▸ Problem to solve:
Your task is to copy every record exactly.

▸ Exercise materials:
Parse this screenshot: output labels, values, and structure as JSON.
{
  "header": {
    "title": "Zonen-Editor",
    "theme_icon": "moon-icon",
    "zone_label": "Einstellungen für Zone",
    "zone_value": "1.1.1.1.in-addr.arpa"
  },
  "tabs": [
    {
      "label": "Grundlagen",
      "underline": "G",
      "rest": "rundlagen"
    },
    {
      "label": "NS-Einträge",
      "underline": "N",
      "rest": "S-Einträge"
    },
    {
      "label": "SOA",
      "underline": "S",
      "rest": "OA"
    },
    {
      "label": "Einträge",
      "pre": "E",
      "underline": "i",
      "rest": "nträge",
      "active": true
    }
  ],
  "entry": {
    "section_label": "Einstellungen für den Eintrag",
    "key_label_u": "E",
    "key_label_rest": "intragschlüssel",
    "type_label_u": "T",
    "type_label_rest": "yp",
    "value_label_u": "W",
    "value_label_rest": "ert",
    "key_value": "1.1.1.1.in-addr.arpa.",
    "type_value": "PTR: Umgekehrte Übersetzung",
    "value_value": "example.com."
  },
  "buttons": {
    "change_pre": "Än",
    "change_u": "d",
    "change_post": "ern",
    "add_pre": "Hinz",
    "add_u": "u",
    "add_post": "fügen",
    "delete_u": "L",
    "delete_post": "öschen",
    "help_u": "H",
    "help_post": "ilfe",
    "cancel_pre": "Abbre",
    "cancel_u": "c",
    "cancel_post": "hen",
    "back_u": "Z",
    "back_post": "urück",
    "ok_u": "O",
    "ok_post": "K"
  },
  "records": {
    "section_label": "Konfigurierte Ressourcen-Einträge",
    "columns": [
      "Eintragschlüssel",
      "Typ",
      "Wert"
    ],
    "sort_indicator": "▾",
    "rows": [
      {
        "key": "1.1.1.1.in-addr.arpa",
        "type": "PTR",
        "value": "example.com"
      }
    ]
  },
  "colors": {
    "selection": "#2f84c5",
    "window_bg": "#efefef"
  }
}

▸ Response to the task:
Parse this screenshot: output labels, values, and structure as JSON.
{
  "header": {
    "title": "Zonen-Editor",
    "theme_icon": "moon-icon",
    "zone_label": "Einstellungen für Zone",
    "zone_value": "1.1.1.1.in-addr.arpa"
  },
  "tabs": [
    {
      "label": "Grundlagen",
      "underline": "G",
      "rest": "rundlagen"
    },
    {
      "label": "NS-Einträge",
      "underline": "N",
      "rest": "S-Einträge"
    },
    {
      "label": "SOA",
      "underline": "S",
      "rest": "OA"
    },
    {
      "label": "Einträge",
      "pre": "E",
      "underline": "i",
      "rest": "nträge",
      "active": true
    }
  ],
  "entry": {
    "section_label": "Einstellungen für den Eintrag",
    "key_label_u": "E",
    "key_label_rest": "intragschlüssel",
    "type_label_u": "T",
    "type_label_rest": "yp",
    "value_label_u": "W",
    "value_label_rest": "ert",
    "key_value": "1.1.1.1.in-addr.arpa.",
    "type_value": "PTR: Umgekehrte Übersetzung",
    "value_value": "example.com."
  },
  "buttons": {
    "change_pre": "Än",
    "change_u": "d",
    "change_post": "ern",
    "add_pre": "Hinz",
    "add_u": "u",
    "add_post": "fügen",
    "delete_u": "L",
    "delete_post": "öschen",
    "help_u": "H",
    "help_post": "ilfe",
    "cancel_pre": "Abbre",
    "cancel_u": "c",
    "cancel_post": "hen",
    "back_u": "Z",
    "back_post": "urück",
    "ok_u": "O",
    "ok_post": "K"
  },
  "records": {
    "section_label": "Konfigurierte Ressourcen-Einträge",
    "columns": [
      "Eintragschlüssel",
      "Typ",
      "Wert"
    ],
    "sort_indicator": "▾",
    "rows": [
      {
        "key": "1.1.1.1.in-addr.arpa",
        "type": "PTR",
        "value": "example.com"
      }
    ]
  },
  "colors": {
    "selection": "#2f84c5",
    "window_bg": "#efefef"
  }
}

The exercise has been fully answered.